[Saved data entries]
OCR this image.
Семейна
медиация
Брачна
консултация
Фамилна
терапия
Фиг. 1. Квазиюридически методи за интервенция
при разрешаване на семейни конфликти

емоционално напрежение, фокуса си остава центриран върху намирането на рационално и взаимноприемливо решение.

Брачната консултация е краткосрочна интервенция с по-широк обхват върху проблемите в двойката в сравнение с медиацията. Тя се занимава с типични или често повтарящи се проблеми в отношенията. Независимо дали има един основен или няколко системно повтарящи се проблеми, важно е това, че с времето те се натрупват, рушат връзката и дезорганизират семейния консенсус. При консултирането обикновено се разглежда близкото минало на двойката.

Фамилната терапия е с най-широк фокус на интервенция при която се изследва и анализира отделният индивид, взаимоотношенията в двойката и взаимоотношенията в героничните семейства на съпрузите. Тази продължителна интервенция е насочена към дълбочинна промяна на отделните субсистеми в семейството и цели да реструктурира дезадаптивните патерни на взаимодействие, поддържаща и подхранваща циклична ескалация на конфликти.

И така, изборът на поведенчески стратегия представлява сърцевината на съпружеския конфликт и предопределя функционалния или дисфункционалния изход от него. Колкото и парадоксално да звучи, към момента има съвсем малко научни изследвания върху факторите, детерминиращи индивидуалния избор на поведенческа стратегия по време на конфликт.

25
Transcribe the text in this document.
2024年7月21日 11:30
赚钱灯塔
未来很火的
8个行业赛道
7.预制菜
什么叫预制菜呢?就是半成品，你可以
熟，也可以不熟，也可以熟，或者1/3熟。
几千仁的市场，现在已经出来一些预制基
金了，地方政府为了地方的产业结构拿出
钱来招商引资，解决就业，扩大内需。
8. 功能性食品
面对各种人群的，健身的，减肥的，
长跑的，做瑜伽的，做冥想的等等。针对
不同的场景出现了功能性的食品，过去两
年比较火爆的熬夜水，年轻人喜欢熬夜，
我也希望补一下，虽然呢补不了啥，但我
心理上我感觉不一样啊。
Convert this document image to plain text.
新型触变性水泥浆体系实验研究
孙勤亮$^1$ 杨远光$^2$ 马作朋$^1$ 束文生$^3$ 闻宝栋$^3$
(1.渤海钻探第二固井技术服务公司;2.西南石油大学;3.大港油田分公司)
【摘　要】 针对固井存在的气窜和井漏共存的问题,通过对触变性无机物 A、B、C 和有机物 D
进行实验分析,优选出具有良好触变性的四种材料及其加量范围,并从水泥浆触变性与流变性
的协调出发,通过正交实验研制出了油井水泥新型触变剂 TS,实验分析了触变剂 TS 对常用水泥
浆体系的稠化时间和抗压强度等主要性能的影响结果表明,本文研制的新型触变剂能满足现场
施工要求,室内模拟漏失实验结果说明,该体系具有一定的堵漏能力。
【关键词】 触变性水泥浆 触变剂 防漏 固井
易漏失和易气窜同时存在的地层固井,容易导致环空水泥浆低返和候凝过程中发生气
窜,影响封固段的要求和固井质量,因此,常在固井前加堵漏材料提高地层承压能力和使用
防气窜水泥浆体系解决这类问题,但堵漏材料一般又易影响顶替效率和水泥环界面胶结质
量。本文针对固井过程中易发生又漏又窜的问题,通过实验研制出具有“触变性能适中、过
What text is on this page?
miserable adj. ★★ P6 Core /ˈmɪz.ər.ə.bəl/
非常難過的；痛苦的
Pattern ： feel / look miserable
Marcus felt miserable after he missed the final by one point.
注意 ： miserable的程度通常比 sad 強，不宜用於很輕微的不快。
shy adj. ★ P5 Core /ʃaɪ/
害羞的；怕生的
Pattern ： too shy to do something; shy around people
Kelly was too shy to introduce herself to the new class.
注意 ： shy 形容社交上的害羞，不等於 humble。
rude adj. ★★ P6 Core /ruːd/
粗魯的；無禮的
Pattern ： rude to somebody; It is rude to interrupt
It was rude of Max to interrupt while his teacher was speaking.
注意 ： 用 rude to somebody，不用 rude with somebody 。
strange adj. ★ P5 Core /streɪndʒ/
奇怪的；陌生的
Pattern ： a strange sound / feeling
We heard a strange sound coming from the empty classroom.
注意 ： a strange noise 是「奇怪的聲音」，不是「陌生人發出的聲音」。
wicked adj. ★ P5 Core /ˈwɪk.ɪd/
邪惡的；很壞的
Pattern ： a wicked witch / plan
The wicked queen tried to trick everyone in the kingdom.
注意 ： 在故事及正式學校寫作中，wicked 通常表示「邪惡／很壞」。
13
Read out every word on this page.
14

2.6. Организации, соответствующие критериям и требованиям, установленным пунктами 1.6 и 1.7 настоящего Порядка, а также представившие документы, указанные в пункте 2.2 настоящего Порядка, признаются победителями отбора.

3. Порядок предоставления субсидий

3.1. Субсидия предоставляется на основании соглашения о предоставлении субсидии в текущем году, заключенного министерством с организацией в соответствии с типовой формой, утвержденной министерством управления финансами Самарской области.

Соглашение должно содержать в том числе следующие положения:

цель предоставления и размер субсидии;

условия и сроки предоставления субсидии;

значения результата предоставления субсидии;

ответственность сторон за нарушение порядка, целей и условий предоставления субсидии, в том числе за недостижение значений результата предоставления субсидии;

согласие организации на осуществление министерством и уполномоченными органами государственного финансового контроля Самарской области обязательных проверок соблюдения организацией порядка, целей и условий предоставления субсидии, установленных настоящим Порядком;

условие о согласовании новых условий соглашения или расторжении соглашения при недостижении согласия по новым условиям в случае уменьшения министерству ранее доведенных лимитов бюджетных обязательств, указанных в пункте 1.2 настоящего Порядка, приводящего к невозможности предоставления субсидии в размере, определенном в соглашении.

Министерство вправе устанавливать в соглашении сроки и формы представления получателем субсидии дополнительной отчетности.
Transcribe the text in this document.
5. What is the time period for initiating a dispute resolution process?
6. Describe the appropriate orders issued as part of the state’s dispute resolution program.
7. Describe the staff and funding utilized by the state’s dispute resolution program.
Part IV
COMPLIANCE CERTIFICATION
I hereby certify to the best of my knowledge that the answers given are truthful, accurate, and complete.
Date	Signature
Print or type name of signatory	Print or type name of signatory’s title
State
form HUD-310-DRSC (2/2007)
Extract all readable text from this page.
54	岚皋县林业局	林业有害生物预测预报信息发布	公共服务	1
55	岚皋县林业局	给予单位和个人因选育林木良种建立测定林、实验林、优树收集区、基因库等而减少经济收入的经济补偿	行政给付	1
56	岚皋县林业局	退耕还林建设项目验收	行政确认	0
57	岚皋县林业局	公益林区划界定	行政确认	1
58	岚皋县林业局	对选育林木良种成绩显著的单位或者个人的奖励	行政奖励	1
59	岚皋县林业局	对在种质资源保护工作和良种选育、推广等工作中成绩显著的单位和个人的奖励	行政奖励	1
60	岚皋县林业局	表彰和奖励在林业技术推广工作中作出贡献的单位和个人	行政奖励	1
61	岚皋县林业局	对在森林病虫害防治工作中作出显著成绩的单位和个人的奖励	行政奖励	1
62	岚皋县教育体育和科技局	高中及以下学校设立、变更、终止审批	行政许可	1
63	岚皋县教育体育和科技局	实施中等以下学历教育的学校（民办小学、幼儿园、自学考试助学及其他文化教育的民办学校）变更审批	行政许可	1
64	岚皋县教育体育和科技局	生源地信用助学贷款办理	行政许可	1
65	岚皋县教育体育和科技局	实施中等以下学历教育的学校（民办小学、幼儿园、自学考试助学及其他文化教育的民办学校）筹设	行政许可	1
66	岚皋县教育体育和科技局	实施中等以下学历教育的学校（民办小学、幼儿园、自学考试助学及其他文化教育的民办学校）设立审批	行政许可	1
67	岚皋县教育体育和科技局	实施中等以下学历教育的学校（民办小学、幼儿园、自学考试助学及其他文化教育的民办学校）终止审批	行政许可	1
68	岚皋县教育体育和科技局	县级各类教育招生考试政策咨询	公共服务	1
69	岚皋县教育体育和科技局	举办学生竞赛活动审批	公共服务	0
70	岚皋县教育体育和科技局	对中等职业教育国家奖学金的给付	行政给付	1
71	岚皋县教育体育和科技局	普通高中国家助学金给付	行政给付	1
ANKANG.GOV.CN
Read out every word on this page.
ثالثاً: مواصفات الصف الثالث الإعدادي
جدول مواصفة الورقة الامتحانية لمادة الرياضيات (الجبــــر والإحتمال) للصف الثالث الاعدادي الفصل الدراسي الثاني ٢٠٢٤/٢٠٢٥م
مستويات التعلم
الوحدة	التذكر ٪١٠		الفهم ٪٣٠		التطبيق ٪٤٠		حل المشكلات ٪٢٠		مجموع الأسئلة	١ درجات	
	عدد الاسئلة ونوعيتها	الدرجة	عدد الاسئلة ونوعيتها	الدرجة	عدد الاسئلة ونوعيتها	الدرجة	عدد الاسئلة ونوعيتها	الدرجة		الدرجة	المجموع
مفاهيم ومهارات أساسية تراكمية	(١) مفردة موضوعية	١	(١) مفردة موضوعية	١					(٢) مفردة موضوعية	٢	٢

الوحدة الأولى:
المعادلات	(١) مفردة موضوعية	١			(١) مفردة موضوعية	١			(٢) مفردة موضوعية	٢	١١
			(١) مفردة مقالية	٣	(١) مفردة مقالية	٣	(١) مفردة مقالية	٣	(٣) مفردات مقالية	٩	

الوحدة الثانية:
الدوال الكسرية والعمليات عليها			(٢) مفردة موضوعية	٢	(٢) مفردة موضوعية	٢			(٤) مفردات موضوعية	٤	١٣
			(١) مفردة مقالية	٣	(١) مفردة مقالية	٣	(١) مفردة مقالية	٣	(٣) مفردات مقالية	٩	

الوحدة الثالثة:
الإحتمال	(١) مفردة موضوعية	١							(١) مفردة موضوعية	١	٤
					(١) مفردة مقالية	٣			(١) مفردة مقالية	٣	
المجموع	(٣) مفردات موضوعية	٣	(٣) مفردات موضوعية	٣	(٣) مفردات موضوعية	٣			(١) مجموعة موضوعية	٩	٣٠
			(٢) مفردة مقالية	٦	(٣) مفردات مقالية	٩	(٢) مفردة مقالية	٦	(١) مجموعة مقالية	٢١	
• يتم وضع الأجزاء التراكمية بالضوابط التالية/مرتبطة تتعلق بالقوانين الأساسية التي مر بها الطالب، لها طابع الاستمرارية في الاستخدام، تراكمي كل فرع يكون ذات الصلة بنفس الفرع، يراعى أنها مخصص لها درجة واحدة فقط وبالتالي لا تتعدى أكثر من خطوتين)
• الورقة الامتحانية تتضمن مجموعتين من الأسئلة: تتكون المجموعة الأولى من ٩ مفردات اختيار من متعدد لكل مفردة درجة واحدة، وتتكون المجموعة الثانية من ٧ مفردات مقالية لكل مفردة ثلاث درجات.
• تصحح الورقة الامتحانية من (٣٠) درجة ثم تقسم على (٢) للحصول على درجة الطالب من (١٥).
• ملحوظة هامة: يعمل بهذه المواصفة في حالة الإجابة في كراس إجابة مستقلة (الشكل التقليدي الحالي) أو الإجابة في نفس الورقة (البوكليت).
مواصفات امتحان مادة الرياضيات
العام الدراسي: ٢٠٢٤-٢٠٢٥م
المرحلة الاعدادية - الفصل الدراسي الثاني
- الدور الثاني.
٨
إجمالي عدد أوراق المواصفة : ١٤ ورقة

- **TASK BRIEF**:
Show every line of the listing in which the string "strange" can be found.

- **SOLUTION FOR THIS TASK**:
strange adj. ★ P5 Core /streɪndʒ/
Pattern ： a strange sound / feeling
We heard a strange sound coming from the empty classroom.
注意 ： a strange noise 是「奇怪的聲音」，不是「陌生人發出的聲音」。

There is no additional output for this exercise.